-- start Data for the task --

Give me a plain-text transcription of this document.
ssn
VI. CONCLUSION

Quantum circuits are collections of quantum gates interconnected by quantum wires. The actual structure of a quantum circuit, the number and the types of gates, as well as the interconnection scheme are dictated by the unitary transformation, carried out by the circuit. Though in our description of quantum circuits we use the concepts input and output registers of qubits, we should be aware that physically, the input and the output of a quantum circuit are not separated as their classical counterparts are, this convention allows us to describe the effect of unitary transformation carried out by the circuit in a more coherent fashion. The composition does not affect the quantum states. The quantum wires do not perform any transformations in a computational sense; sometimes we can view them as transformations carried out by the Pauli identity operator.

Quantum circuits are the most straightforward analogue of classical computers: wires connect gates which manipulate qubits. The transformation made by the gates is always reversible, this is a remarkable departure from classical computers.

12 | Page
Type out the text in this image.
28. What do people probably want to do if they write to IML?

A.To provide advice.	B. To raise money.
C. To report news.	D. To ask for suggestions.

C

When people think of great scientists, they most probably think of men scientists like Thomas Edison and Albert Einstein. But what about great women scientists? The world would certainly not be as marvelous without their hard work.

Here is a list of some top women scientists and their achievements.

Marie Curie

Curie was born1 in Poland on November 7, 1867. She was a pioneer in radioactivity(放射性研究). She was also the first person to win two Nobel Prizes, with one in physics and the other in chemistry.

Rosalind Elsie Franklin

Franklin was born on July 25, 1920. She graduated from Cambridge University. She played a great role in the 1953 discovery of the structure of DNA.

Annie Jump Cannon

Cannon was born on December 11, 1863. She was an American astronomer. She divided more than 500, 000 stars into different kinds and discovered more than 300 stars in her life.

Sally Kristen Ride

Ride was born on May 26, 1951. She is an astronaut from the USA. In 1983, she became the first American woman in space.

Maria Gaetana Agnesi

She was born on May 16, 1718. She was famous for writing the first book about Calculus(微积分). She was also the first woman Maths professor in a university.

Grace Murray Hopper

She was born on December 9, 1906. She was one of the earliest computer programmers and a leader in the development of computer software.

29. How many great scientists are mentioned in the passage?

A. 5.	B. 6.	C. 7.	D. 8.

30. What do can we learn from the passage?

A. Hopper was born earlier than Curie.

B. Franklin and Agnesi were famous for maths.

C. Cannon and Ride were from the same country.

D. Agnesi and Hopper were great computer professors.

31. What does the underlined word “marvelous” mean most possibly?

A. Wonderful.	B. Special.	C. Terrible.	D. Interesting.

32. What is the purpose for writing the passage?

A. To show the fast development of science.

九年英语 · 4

-- end Data for the task --

* Set exercise *
Copy every record exactly, with nothing added or dropped.

* The output *
Give me a plain-text transcription of this document.
ssn
VI. CONCLUSION

Quantum circuits are collections of quantum gates interconnected by quantum wires. The actual structure of a quantum circuit, the number and the types of gates, as well as the interconnection scheme are dictated by the unitary transformation, carried out by the circuit. Though in our description of quantum circuits we use the concepts input and output registers of qubits, we should be aware that physically, the input and the output of a quantum circuit are not separated as their classical counterparts are, this convention allows us to describe the effect of unitary transformation carried out by the circuit in a more coherent fashion. The composition does not affect the quantum states. The quantum wires do not perform any transformations in a computational sense; sometimes we can view them as transformations carried out by the Pauli identity operator.

Quantum circuits are the most straightforward analogue of classical computers: wires connect gates which manipulate qubits. The transformation made by the gates is always reversible, this is a remarkable departure from classical computers.

12 | Page
Type out the text in this image.
28. What do people probably want to do if they write to IML?

A.To provide advice.	B. To raise money.
C. To report news.	D. To ask for suggestions.

C

When people think of great scientists, they most probably think of men scientists like Thomas Edison and Albert Einstein. But what about great women scientists? The world would certainly not be as marvelous without their hard work.

Here is a list of some top women scientists and their achievements.

Marie Curie

Curie was born1 in Poland on November 7, 1867. She was a pioneer in radioactivity(放射性研究). She was also the first person to win two Nobel Prizes, with one in physics and the other in chemistry.

Rosalind Elsie Franklin

Franklin was born on July 25, 1920. She graduated from Cambridge University. She played a great role in the 1953 discovery of the structure of DNA.

Annie Jump Cannon

Cannon was born on December 11, 1863. She was an American astronomer. She divided more than 500, 000 stars into different kinds and discovered more than 300 stars in her life.

Sally Kristen Ride

Ride was born on May 26, 1951. She is an astronaut from the USA. In 1983, she became the first American woman in space.

Maria Gaetana Agnesi

She was born on May 16, 1718. She was famous for writing the first book about Calculus(微积分). She was also the first woman Maths professor in a university.

Grace Murray Hopper

She was born on December 9, 1906. She was one of the earliest computer programmers and a leader in the development of computer software.

29. How many great scientists are mentioned in the passage?

A. 5.	B. 6.	C. 7.	D. 8.

30. What do can we learn from the passage?

A. Hopper was born earlier than Curie.

B. Franklin and Agnesi were famous for maths.

C. Cannon and Ride were from the same country.

D. Agnesi and Hopper were great computer professors.

31. What does the underlined word “marvelous” mean most possibly?

A. Wonderful.	B. Special.	C. Terrible.	D. Interesting.

32. What is the purpose for writing the passage?

A. To show the fast development of science.

九年英语 · 4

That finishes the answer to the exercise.